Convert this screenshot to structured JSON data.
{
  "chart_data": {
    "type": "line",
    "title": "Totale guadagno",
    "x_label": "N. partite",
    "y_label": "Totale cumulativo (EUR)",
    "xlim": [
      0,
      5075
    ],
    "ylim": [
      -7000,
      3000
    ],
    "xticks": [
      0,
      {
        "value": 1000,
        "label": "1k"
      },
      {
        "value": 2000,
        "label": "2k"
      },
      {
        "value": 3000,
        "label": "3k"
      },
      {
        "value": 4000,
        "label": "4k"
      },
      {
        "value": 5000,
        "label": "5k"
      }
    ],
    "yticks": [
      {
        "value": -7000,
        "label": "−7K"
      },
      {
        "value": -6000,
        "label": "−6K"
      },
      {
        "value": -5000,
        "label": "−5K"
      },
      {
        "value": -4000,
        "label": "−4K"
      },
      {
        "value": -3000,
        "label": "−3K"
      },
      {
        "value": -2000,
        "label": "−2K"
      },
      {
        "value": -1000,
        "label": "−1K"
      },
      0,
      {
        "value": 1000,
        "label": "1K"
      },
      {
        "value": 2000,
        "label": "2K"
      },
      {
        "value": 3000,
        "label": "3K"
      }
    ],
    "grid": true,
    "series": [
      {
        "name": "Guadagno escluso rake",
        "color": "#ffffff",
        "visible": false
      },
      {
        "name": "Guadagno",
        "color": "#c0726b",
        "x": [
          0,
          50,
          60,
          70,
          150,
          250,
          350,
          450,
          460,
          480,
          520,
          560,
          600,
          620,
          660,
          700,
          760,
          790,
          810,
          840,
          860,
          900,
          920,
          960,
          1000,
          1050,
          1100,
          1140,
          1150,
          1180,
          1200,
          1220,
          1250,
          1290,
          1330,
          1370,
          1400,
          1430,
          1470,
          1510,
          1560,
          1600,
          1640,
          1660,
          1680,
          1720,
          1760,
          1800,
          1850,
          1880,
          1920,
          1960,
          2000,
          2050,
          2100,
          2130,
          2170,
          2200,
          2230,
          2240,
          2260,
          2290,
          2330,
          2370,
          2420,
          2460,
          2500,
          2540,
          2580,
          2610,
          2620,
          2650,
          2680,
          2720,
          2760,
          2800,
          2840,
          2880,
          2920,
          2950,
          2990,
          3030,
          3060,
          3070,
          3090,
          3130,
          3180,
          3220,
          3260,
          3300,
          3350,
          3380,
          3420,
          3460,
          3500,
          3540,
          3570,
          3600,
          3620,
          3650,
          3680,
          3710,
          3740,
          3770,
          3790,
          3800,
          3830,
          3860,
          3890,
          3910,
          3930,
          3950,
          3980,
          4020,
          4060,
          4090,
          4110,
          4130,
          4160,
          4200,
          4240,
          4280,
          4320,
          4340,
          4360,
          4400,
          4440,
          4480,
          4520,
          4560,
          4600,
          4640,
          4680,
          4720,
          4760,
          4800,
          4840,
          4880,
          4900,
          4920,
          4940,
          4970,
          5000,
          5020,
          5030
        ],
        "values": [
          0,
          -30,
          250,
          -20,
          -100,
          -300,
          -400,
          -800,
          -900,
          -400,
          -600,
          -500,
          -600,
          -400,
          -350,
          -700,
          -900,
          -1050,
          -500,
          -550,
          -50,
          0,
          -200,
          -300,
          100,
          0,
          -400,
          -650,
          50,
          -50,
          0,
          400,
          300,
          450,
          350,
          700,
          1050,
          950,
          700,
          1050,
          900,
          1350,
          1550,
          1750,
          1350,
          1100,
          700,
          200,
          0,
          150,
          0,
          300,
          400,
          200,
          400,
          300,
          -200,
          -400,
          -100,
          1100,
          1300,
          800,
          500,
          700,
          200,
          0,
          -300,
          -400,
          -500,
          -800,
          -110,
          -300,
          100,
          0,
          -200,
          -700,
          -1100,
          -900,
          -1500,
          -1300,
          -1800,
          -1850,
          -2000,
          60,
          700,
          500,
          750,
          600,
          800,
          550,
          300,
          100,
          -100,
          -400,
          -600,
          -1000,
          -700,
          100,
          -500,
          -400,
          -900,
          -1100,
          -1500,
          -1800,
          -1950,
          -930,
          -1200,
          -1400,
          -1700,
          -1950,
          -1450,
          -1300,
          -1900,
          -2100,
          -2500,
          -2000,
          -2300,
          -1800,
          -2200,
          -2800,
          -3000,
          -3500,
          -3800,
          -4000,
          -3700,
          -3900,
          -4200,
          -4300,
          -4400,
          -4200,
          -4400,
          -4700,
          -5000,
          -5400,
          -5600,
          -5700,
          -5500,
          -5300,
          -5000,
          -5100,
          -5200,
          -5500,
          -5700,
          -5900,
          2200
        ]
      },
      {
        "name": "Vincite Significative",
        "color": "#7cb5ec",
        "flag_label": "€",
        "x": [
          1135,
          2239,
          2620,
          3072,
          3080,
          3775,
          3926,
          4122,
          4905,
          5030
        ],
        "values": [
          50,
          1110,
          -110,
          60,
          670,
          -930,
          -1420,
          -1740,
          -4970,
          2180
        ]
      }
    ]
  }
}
******
### DIRECTIVE:
Give the number of lines in the entries above that include the string "name". No other output is expected.

### RESULT OF THIS EXERCISE:
3